» PROVIDED ENTRIES
>>>

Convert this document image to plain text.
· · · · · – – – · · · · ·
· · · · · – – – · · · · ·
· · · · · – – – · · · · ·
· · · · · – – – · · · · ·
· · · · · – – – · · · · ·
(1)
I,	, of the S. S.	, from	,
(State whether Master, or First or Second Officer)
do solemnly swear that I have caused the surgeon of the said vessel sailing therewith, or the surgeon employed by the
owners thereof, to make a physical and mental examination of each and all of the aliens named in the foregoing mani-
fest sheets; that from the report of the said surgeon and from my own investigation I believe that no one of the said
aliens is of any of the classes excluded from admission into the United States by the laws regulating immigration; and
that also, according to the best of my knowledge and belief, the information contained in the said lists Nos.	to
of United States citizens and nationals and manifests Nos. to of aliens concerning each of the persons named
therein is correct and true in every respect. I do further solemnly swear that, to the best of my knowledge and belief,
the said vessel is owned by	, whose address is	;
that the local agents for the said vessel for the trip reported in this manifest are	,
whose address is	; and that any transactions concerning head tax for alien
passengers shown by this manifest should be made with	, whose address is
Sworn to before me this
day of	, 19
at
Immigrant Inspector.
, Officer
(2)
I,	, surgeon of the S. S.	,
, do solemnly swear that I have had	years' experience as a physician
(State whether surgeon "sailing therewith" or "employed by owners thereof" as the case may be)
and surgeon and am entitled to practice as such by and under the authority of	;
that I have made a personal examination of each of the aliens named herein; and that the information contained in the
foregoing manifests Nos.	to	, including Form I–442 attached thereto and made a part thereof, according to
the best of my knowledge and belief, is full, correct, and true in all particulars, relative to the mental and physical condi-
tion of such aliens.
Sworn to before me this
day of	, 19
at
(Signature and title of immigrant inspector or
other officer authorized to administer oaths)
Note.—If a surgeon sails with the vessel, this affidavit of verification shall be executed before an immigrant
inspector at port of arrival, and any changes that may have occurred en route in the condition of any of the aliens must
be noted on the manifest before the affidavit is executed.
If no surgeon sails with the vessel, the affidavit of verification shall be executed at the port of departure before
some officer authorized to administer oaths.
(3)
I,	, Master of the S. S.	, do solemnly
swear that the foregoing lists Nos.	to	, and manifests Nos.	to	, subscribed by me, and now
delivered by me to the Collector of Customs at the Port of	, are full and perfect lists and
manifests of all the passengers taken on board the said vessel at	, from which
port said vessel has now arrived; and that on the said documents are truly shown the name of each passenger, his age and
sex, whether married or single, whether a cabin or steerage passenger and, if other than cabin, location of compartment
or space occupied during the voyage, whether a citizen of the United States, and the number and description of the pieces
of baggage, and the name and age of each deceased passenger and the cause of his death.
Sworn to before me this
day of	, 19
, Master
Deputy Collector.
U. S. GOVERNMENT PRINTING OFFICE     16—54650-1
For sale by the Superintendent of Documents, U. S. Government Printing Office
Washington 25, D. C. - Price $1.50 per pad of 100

<<<

» GIVEN EXERCISE
Copy every line of the records above that contains "made".

» SOLUTION FOR THIS PROBLEM
passengers shown by this manifest should be made with	, whose address is
that I have made a personal examination of each of the aliens named herein; and that the information contained in the
foregoing manifests Nos.	to	, including Form I–442 attached thereto and made a part thereof, according to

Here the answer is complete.